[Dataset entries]

⟨

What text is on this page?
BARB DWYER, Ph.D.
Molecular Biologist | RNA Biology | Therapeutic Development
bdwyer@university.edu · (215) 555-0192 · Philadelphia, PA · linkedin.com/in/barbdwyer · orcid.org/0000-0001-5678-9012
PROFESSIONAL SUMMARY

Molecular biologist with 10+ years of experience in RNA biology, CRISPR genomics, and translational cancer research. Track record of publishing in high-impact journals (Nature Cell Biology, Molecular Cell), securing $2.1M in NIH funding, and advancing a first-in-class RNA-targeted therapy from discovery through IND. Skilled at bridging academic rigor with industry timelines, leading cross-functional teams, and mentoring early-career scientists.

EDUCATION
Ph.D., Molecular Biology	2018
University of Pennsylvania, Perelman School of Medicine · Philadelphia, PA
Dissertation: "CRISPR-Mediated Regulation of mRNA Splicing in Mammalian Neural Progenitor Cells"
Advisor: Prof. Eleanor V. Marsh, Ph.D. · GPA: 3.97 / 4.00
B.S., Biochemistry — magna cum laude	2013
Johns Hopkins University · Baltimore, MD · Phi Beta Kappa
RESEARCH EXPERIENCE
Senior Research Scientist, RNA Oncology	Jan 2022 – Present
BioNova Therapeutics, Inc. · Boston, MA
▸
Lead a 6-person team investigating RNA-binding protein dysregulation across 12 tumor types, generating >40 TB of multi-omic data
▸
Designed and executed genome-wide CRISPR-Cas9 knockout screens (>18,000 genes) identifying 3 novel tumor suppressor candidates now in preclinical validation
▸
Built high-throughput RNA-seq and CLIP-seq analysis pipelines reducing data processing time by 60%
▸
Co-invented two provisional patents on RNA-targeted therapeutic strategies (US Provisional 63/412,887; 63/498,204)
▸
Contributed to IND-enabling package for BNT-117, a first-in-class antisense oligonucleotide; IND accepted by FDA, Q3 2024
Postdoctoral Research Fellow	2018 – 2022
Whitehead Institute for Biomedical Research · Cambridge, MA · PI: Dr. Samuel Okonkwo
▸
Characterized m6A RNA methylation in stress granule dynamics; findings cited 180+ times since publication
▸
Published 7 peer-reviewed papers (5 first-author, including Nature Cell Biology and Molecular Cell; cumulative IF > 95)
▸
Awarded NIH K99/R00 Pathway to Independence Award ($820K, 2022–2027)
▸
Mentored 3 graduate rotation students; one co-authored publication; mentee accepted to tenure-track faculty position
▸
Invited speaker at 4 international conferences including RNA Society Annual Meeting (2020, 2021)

⟩

**Your task:**
Count the lines in the entries where the string "Philadelphia" appears, and report only the number.

**The completed task:**
2